→ WHAT TO PRODUCE: Among the lines of this listing, determine how many contain the string "административной". Answer with the number only.

→ EXERCISE INPUT:
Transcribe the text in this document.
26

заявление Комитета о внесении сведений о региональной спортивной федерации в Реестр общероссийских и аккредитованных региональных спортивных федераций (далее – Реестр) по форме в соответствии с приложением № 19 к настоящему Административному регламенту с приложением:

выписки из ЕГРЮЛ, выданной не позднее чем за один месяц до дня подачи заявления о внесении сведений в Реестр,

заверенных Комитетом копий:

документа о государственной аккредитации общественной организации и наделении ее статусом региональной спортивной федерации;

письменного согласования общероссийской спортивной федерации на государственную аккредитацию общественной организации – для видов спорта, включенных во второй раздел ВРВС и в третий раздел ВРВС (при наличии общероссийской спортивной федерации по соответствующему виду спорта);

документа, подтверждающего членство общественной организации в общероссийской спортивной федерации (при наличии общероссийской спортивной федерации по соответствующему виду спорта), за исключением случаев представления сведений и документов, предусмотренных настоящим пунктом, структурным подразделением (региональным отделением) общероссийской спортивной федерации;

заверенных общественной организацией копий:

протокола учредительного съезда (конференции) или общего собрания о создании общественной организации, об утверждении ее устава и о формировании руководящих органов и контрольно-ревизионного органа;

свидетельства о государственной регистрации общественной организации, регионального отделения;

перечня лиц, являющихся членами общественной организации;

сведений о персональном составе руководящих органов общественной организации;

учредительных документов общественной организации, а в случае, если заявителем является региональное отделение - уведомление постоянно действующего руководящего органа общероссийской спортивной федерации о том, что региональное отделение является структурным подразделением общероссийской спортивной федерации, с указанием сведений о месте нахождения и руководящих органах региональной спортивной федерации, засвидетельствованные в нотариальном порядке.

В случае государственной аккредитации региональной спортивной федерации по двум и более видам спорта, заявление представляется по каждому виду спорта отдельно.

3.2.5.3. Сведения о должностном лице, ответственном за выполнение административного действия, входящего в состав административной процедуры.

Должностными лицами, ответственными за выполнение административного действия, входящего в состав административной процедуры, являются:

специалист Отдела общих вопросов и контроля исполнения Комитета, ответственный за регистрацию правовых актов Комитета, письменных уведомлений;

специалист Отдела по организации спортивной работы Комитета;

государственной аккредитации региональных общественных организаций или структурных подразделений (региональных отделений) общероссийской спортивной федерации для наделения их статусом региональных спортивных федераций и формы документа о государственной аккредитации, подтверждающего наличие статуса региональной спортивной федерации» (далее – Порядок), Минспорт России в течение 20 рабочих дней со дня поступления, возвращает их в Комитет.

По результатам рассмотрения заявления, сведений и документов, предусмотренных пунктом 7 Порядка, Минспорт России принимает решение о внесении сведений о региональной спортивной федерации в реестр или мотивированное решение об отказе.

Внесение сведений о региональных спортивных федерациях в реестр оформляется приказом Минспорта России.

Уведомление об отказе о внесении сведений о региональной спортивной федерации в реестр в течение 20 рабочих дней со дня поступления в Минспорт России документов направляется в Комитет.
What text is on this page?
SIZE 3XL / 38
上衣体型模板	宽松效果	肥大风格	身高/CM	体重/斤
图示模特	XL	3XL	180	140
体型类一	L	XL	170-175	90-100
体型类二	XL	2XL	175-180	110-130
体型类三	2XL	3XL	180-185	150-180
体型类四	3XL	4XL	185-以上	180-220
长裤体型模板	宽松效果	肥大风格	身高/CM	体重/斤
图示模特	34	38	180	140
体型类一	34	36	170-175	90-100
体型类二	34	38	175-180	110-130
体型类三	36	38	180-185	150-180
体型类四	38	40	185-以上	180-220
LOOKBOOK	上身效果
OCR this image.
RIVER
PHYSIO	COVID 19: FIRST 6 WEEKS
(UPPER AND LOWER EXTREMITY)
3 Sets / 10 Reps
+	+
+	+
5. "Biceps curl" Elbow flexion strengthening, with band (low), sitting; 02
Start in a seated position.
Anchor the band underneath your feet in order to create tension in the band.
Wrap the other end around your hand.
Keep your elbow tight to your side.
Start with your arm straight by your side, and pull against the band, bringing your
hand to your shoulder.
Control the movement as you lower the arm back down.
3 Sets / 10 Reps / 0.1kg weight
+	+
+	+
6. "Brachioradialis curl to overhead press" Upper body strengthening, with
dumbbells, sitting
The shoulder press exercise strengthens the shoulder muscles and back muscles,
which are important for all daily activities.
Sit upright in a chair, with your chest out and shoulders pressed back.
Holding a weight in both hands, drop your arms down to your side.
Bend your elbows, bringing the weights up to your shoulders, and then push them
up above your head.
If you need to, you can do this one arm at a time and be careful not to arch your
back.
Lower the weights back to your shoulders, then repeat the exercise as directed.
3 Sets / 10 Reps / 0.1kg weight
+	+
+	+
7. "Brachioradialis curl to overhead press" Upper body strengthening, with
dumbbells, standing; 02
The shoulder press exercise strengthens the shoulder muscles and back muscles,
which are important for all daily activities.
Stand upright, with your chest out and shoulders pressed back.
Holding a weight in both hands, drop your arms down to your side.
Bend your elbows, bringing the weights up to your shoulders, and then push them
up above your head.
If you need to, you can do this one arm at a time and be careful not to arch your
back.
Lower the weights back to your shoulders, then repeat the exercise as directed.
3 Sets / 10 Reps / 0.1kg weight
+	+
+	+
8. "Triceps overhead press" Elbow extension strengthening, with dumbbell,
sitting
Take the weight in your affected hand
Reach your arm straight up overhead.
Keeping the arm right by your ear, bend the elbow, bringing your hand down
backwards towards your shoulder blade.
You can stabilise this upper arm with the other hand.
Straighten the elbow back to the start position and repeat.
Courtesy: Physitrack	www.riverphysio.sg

→ FULL ANSWER: 2